PAGE TEXT ->
= = = = =

Topoisomerase inhibitors are extensively used in
cancer chemotherapy. In the process of identifying novel anticancer compounds,
biological evaluations are crucial and include, among others, the use of in silico and in vitro approaches. This work aimed to present recent research involving the obtainment and in silico and in vitro evaluation of
topoisomerase I, II, and double inhibitors, of synthetic and natural origin, as potential compounds against
tumor cells, in addition to proposing the construction of a desirable
enzyme catalytic site. Therefore, it was observed that most
Topoisomerase I inhibitors presented medium to large structures, with a rigid portion and a flexible region. In contrast, Topoisomerase IIα inhibitors showed medium and large structural characteristics, in addition to the planarity of the aromatic rings, which are mitigated due to flexible rings but may also present elements that restrict conformation. Most compounds that exhibit dual inhibitory activity had relatively long chains, in addition to a flat and rigid portion suggestive of affinity for
Topo I and a flexible region characteristic of selective drugs for
Topo II. Besides, it is noticed that most compounds that exhibit dual inhibitory showed similarities in the types of interactions and
amino acids when compared to the selective compounds of
Topo I and II. For instance, selective
Topoisomerase I inhibitors interact with Arginine364 residues, and selective
Topoisomerase II inhibitors interact with Arginine487 residues, as both residues are targets for dual compounds.

= = = = =

Records from a collection ->
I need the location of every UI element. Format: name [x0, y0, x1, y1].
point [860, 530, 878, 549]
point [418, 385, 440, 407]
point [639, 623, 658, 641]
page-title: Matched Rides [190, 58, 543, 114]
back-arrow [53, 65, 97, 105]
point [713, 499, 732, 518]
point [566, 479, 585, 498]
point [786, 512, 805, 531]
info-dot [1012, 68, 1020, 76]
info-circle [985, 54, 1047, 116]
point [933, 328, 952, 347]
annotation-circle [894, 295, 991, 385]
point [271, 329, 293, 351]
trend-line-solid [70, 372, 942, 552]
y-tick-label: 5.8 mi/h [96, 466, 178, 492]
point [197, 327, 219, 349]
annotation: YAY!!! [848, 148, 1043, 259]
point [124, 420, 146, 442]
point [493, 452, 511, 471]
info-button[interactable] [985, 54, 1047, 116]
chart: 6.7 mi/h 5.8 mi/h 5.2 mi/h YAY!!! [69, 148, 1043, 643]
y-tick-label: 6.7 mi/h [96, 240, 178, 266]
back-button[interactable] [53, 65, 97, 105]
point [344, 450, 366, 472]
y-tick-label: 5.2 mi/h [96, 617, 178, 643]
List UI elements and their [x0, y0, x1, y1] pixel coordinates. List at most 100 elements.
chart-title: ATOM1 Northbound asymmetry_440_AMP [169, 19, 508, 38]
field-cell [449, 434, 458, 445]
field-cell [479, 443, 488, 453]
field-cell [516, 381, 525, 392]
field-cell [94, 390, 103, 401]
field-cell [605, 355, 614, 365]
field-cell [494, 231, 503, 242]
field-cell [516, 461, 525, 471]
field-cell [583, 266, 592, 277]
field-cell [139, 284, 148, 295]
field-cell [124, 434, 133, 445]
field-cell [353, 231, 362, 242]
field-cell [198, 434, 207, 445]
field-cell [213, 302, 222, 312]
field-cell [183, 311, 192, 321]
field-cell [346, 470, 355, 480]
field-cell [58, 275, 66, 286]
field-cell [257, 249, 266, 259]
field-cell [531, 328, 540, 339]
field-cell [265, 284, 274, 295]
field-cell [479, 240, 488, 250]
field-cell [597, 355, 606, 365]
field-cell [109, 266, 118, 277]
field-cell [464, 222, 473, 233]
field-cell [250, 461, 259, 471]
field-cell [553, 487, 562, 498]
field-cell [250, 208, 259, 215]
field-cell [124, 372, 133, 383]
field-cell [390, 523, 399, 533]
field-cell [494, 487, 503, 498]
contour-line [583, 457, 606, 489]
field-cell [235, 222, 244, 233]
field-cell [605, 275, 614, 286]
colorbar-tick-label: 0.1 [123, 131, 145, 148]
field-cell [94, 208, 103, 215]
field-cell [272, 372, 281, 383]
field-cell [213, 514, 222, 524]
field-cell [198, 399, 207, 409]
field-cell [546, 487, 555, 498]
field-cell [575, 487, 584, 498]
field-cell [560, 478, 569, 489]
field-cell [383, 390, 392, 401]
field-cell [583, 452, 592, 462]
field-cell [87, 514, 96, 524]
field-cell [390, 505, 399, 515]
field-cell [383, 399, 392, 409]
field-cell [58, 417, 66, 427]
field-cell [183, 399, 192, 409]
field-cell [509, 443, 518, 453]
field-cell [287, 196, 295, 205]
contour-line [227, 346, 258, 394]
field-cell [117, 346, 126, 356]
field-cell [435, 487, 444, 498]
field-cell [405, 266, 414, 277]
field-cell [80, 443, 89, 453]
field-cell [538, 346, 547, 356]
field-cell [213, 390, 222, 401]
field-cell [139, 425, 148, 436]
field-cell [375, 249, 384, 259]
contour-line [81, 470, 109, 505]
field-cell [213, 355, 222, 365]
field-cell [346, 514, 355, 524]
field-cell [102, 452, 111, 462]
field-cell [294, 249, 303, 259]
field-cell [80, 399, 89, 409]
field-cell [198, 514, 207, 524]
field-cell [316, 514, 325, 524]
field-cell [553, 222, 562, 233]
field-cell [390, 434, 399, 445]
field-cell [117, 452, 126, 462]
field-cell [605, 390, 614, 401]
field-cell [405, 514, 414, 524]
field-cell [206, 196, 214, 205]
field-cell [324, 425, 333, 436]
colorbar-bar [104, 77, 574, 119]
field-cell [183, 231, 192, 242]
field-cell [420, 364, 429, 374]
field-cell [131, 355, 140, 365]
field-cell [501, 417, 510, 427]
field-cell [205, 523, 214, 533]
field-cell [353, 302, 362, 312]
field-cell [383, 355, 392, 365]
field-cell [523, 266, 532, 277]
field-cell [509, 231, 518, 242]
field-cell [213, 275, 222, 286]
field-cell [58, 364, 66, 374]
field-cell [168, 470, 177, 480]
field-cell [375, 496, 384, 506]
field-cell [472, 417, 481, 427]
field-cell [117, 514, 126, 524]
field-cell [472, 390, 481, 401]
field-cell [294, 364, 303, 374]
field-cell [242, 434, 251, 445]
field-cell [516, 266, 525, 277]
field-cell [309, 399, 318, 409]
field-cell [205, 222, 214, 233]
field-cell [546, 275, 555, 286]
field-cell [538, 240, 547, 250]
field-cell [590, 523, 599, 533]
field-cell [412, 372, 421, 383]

= = = = =

HOW TO COMPLETE THIS TASK ->
Please answer these questions from the topoisomerase text:
1. In what field are topoisomerase inhibitors extensively used?
2. What structural features did most Topoisomerase I inhibitors present?
3. With which residues do selective Topoisomerase II inhibitors interact?

TASK RESULT ->
1. Cancer chemotherapy.
2. Medium to large structures, with a rigid portion and a flexible region.
3. Arginine487 residues.